▶ [Input records]
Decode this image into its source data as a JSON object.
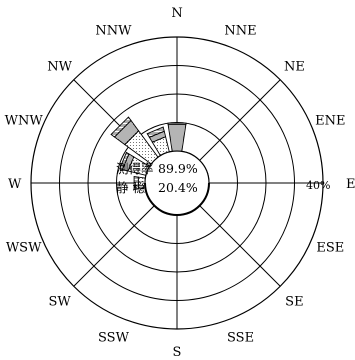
{
  "chart_data": {
    "type": "windrose",
    "title": "",
    "directions": [
      "N",
      "NNE",
      "NE",
      "ENE",
      "E",
      "ESE",
      "SE",
      "SSE",
      "S",
      "SSW",
      "SW",
      "WSW",
      "W",
      "WNW",
      "NW",
      "NNW"
    ],
    "rmax_percent": 40,
    "rings_percent": [
      0,
      10,
      20,
      30,
      40
    ],
    "axis_label": "40%",
    "stats": {
      "measurement_label": "測得率",
      "measurement_value": "89.9%",
      "calm_label": "静 穏",
      "calm_value": "20.4%"
    },
    "series": [
      {
        "shade": "light-dot",
        "values": [
          0,
          0,
          0,
          0,
          0,
          0,
          0,
          0,
          0,
          0,
          0,
          0,
          2.5,
          6.5,
          11.5,
          5.5
        ]
      },
      {
        "shade": "dense-dot",
        "values": [
          9.5,
          0,
          0,
          0,
          0,
          0,
          0,
          0,
          0,
          0,
          0,
          0,
          0,
          2,
          4.5,
          2
        ]
      },
      {
        "shade": "hatched",
        "values": [
          0,
          0,
          0,
          0,
          0,
          0,
          0,
          0,
          0,
          0,
          0,
          0,
          1.5,
          1,
          1.5,
          1.5
        ]
      },
      {
        "shade": "solid",
        "values": [
          0.5,
          0,
          0,
          0,
          0,
          0,
          0,
          0,
          0,
          0,
          0,
          0,
          0,
          0,
          0,
          0
        ]
      }
    ]
  }
}
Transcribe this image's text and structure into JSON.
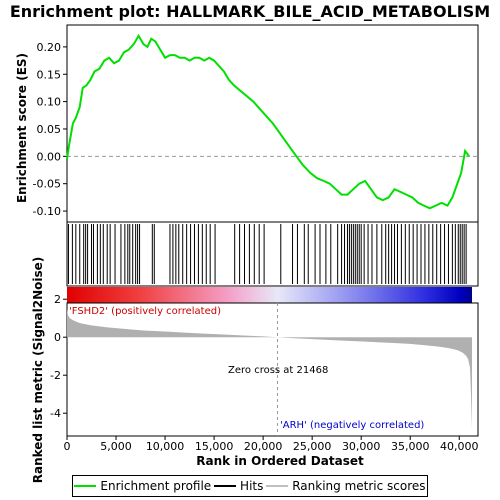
{
  "title": "Enrichment plot: HALLMARK_BILE_ACID_METABOLISM",
  "colors": {
    "es_line": "#00e000",
    "hits": "#000000",
    "metric_fill": "#b0b0b0",
    "pos_label": "#cc0000",
    "neg_label": "#0000cc"
  },
  "chart_data": [
    {
      "type": "line",
      "ylabel": "Enrichment score (ES)",
      "ylim": [
        -0.12,
        0.24
      ],
      "yticks": [
        -0.1,
        -0.05,
        0.0,
        0.05,
        0.1,
        0.15,
        0.2
      ],
      "ytick_labels": [
        "-0.10",
        "-0.05",
        "0.00",
        "0.05",
        "0.10",
        "0.15",
        "0.20"
      ],
      "xlim": [
        0,
        41300
      ],
      "series": [
        {
          "x": [
            0,
            200,
            600,
            900,
            1300,
            1600,
            2000,
            2400,
            2800,
            3300,
            3800,
            4300,
            4800,
            5300,
            5800,
            6300,
            6800,
            7300,
            7800,
            8200,
            8600,
            9000,
            9500,
            10000,
            10500,
            11000,
            11500,
            12000,
            12500,
            13000,
            13500,
            14000,
            14500,
            15000,
            15500,
            16000,
            16500,
            17000,
            18000,
            19000,
            20000,
            21000,
            22000,
            23000,
            24000,
            24800,
            25500,
            26200,
            26800,
            27400,
            28000,
            28600,
            29200,
            29800,
            30400,
            31000,
            31600,
            32200,
            32800,
            33400,
            34000,
            34600,
            35200,
            35800,
            36400,
            37000,
            37600,
            38200,
            38800,
            39300,
            39800,
            40200,
            40600,
            41000
          ],
          "y": [
            -0.005,
            0.02,
            0.06,
            0.07,
            0.09,
            0.125,
            0.13,
            0.14,
            0.155,
            0.16,
            0.175,
            0.18,
            0.17,
            0.175,
            0.19,
            0.195,
            0.205,
            0.22,
            0.205,
            0.2,
            0.215,
            0.21,
            0.195,
            0.18,
            0.185,
            0.185,
            0.18,
            0.18,
            0.175,
            0.18,
            0.18,
            0.175,
            0.18,
            0.175,
            0.165,
            0.155,
            0.14,
            0.13,
            0.115,
            0.1,
            0.08,
            0.06,
            0.035,
            0.01,
            -0.015,
            -0.03,
            -0.04,
            -0.045,
            -0.05,
            -0.06,
            -0.07,
            -0.07,
            -0.06,
            -0.05,
            -0.045,
            -0.06,
            -0.075,
            -0.08,
            -0.075,
            -0.06,
            -0.065,
            -0.07,
            -0.075,
            -0.085,
            -0.09,
            -0.095,
            -0.09,
            -0.085,
            -0.09,
            -0.075,
            -0.05,
            -0.03,
            0.01,
            0.0
          ]
        }
      ]
    },
    {
      "type": "scatter",
      "name": "hits",
      "x": [
        150,
        550,
        900,
        1300,
        1700,
        1900,
        2100,
        2500,
        2700,
        3100,
        3400,
        3700,
        4100,
        4400,
        4900,
        5500,
        5900,
        6200,
        6400,
        6700,
        7000,
        7200,
        7400,
        8700,
        8900,
        10500,
        10800,
        11100,
        11400,
        11800,
        12200,
        12600,
        13000,
        13400,
        13800,
        14200,
        14600,
        15100,
        17100,
        17600,
        18100,
        18600,
        19100,
        19600,
        20100,
        21800,
        23000,
        23500,
        24200,
        24600,
        25300,
        25800,
        26400,
        26900,
        27600,
        28000,
        28300,
        28600,
        28800,
        29000,
        29200,
        29400,
        29600,
        29800,
        30000,
        30300,
        30700,
        31100,
        31600,
        32100,
        32500,
        32800,
        33100,
        33400,
        33700,
        34100,
        34500,
        34900,
        35300,
        35700,
        36100,
        36500,
        36900,
        37300,
        37700,
        38100,
        38500,
        38900,
        39300,
        39600,
        39900,
        40100,
        40300,
        40500,
        40700
      ]
    },
    {
      "type": "area",
      "ylabel": "Ranked list metric (Signal2Noise)",
      "xlabel": "Rank in Ordered Dataset",
      "ylim": [
        -5.2,
        1.8
      ],
      "yticks": [
        -4,
        -2,
        0,
        2
      ],
      "ytick_labels": [
        "-4",
        "-2",
        "0",
        "2"
      ],
      "xticks": [
        0,
        5000,
        10000,
        15000,
        20000,
        25000,
        30000,
        35000,
        40000
      ],
      "xtick_labels": [
        "0",
        "5,000",
        "10,000",
        "15,000",
        "20,000",
        "25,000",
        "30,000",
        "35,000",
        "40,000"
      ],
      "x": [
        0,
        100,
        300,
        600,
        1000,
        1500,
        2500,
        4000,
        6000,
        8000,
        10000,
        12000,
        14000,
        16000,
        18000,
        20000,
        21468,
        23000,
        25000,
        27000,
        29000,
        31000,
        33000,
        35000,
        36500,
        38000,
        39000,
        39800,
        40300,
        40700,
        40900,
        41100,
        41200,
        41300
      ],
      "y": [
        1.5,
        1.15,
        1.0,
        0.9,
        0.8,
        0.72,
        0.62,
        0.52,
        0.43,
        0.35,
        0.3,
        0.24,
        0.19,
        0.14,
        0.09,
        0.04,
        0.0,
        -0.05,
        -0.1,
        -0.15,
        -0.2,
        -0.25,
        -0.3,
        -0.35,
        -0.42,
        -0.5,
        -0.58,
        -0.68,
        -0.8,
        -0.98,
        -1.15,
        -1.6,
        -3.0,
        -4.85
      ]
    }
  ],
  "annotations": {
    "pos_label": "'FSHD2' (positively correlated)",
    "neg_label": "'ARH' (negatively correlated)",
    "zero_cross": "Zero cross at 21468"
  },
  "legend": {
    "items": [
      "Enrichment profile",
      "Hits",
      "Ranking metric scores"
    ]
  }
}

▶ [Your goal] Return to the listing above and set it down exactly, leaving out its pictures.

▶ [Response]
Decode this image into its source data as a JSON object.
{
  "chart_data": {
    "type": "windrose",
    "title": "",
    "directions": [
      "N",
      "NNE",
      "NE",
      "ENE",
      "E",
      "ESE",
      "SE",
      "SSE",
      "S",
      "SSW",
      "SW",
      "WSW",
      "W",
      "WNW",
      "NW",
      "NNW"
    ],
    "rmax_percent": 40,
    "rings_percent": [
      0,
      10,
      20,
      30,
      40
    ],
    "axis_label": "40%",
    "stats": {
      "measurement_label": "測得率",
      "measurement_value": "89.9%",
      "calm_label": "静 穏",
      "calm_value": "20.4%"
    },
    "series": [
      {
        "shade": "light-dot",
        "values": [
          0,
          0,
          0,
          0,
          0,
          0,
          0,
          0,
          0,
          0,
          0,
          0,
          2.5,
          6.5,
          11.5,
          5.5
        ]
      },
      {
        "shade": "dense-dot",
        "values": [
          9.5,
          0,
          0,
          0,
          0,
          0,
          0,
          0,
          0,
          0,
          0,
          0,
          0,
          2,
          4.5,
          2
        ]
      },
      {
        "shade": "hatched",
        "values": [
          0,
          0,
          0,
          0,
          0,
          0,
          0,
          0,
          0,
          0,
          0,
          0,
          1.5,
          1,
          1.5,
          1.5
        ]
      },
      {
        "shade": "solid",
        "values": [
          0.5,
          0,
          0,
          0,
          0,
          0,
          0,
          0,
          0,
          0,
          0,
          0,
          0,
          0,
          0,
          0
        ]
      }
    ]
  }
}
Transcribe this image's text and structure into JSON.
{
  "title": "Enrichment plot: HALLMARK_BILE_ACID_METABOLISM",
  "colors": {
    "es_line": "#00e000",
    "hits": "#000000",
    "metric_fill": "#b0b0b0",
    "pos_label": "#cc0000",
    "neg_label": "#0000cc"
  },
  "chart_data": [
    {
      "type": "line",
      "ylabel": "Enrichment score (ES)",
      "ylim": [
        -0.12,
        0.24
      ],
      "yticks": [
        -0.1,
        -0.05,
        0.0,
        0.05,
        0.1,
        0.15,
        0.2
      ],
      "ytick_labels": [
        "-0.10",
        "-0.05",
        "0.00",
        "0.05",
        "0.10",
        "0.15",
        "0.20"
      ],
      "xlim": [
        0,
        41300
      ],
      "series": [
        {
          "x": [
            0,
            200,
            600,
            900,
            1300,
            1600,
            2000,
            2400,
            2800,
            3300,
            3800,
            4300,
            4800,
            5300,
            5800,
            6300,
            6800,
            7300,
            7800,
            8200,
            8600,
            9000,
            9500,
            10000,
            10500,
            11000,
            11500,
            12000,
            12500,
            13000,
            13500,
            14000,
            14500,
            15000,
            15500,
            16000,
            16500,
            17000,
            18000,
            19000,
            20000,
            21000,
            22000,
            23000,
            24000,
            24800,
            25500,
            26200,
            26800,
            27400,
            28000,
            28600,
            29200,
            29800,
            30400,
            31000,
            31600,
            32200,
            32800,
            33400,
            34000,
            34600,
            35200,
            35800,
            36400,
            37000,
            37600,
            38200,
            38800,
            39300,
            39800,
            40200,
            40600,
            41000
          ],
          "y": [
            -0.005,
            0.02,
            0.06,
            0.07,
            0.09,
            0.125,
            0.13,
            0.14,
            0.155,
            0.16,
            0.175,
            0.18,
            0.17,
            0.175,
            0.19,
            0.195,
            0.205,
            0.22,
            0.205,
            0.2,
            0.215,
            0.21,
            0.195,
            0.18,
            0.185,
            0.185,
            0.18,
            0.18,
            0.175,
            0.18,
            0.18,
            0.175,
            0.18,
            0.175,
            0.165,
            0.155,
            0.14,
            0.13,
            0.115,
            0.1,
            0.08,
            0.06,
            0.035,
            0.01,
            -0.015,
            -0.03,
            -0.04,
            -0.045,
            -0.05,
            -0.06,
            -0.07,
            -0.07,
            -0.06,
            -0.05,
            -0.045,
            -0.06,
            -0.075,
            -0.08,
            -0.075,
            -0.06,
            -0.065,
            -0.07,
            -0.075,
            -0.085,
            -0.09,
            -0.095,
            -0.09,
            -0.085,
            -0.09,
            -0.075,
            -0.05,
            -0.03,
            0.01,
            0.0
          ]
        }
      ]
    },
    {
      "type": "scatter",
      "name": "hits",
      "x": [
        150,
        550,
        900,
        1300,
        1700,
        1900,
        2100,
        2500,
        2700,
        3100,
        3400,
        3700,
        4100,
        4400,
        4900,
        5500,
        5900,
        6200,
        6400,
        6700,
        7000,
        7200,
        7400,
        8700,
        8900,
        10500,
        10800,
        11100,
        11400,
        11800,
        12200,
        12600,
        13000,
        13400,
        13800,
        14200,
        14600,
        15100,
        17100,
        17600,
        18100,
        18600,
        19100,
        19600,
        20100,
        21800,
        23000,
        23500,
        24200,
        24600,
        25300,
        25800,
        26400,
        26900,
        27600,
        28000,
        28300,
        28600,
        28800,
        29000,
        29200,
        29400,
        29600,
        29800,
        30000,
        30300,
        30700,
        31100,
        31600,
        32100,
        32500,
        32800,
        33100,
        33400,
        33700,
        34100,
        34500,
        34900,
        35300,
        35700,
        36100,
        36500,
        36900,
        37300,
        37700,
        38100,
        38500,
        38900,
        39300,
        39600,
        39900,
        40100,
        40300,
        40500,
        40700
      ]
    },
    {
      "type": "area",
      "ylabel": "Ranked list metric (Signal2Noise)",
      "xlabel": "Rank in Ordered Dataset",
      "ylim": [
        -5.2,
        1.8
      ],
      "yticks": [
        -4,
        -2,
        0,
        2
      ],
      "ytick_labels": [
        "-4",
        "-2",
        "0",
        "2"
      ],
      "xticks": [
        0,
        5000,
        10000,
        15000,
        20000,
        25000,
        30000,
        35000,
        40000
      ],
      "xtick_labels": [
        "0",
        "5,000",
        "10,000",
        "15,000",
        "20,000",
        "25,000",
        "30,000",
        "35,000",
        "40,000"
      ],
      "x": [
        0,
        100,
        300,
        600,
        1000,
        1500,
        2500,
        4000,
        6000,
        8000,
        10000,
        12000,
        14000,
        16000,
        18000,
        20000,
        21468,
        23000,
        25000,
        27000,
        29000,
        31000,
        33000,
        35000,
        36500,
        38000,
        39000,
        39800,
        40300,
        40700,
        40900,
        41100,
        41200,
        41300
      ],
      "y": [
        1.5,
        1.15,
        1.0,
        0.9,
        0.8,
        0.72,
        0.62,
        0.52,
        0.43,
        0.35,
        0.3,
        0.24,
        0.19,
        0.14,
        0.09,
        0.04,
        0.0,
        -0.05,
        -0.1,
        -0.15,
        -0.2,
        -0.25,
        -0.3,
        -0.35,
        -0.42,
        -0.5,
        -0.58,
        -0.68,
        -0.8,
        -0.98,
        -1.15,
        -1.6,
        -3.0,
        -4.85
      ]
    }
  ],
  "annotations": {
    "pos_label": "'FSHD2' (positively correlated)",
    "neg_label": "'ARH' (negatively correlated)",
    "zero_cross": "Zero cross at 21468"
  },
  "legend": {
    "items": [
      "Enrichment profile",
      "Hits",
      "Ranking metric scores"
    ]
  }
}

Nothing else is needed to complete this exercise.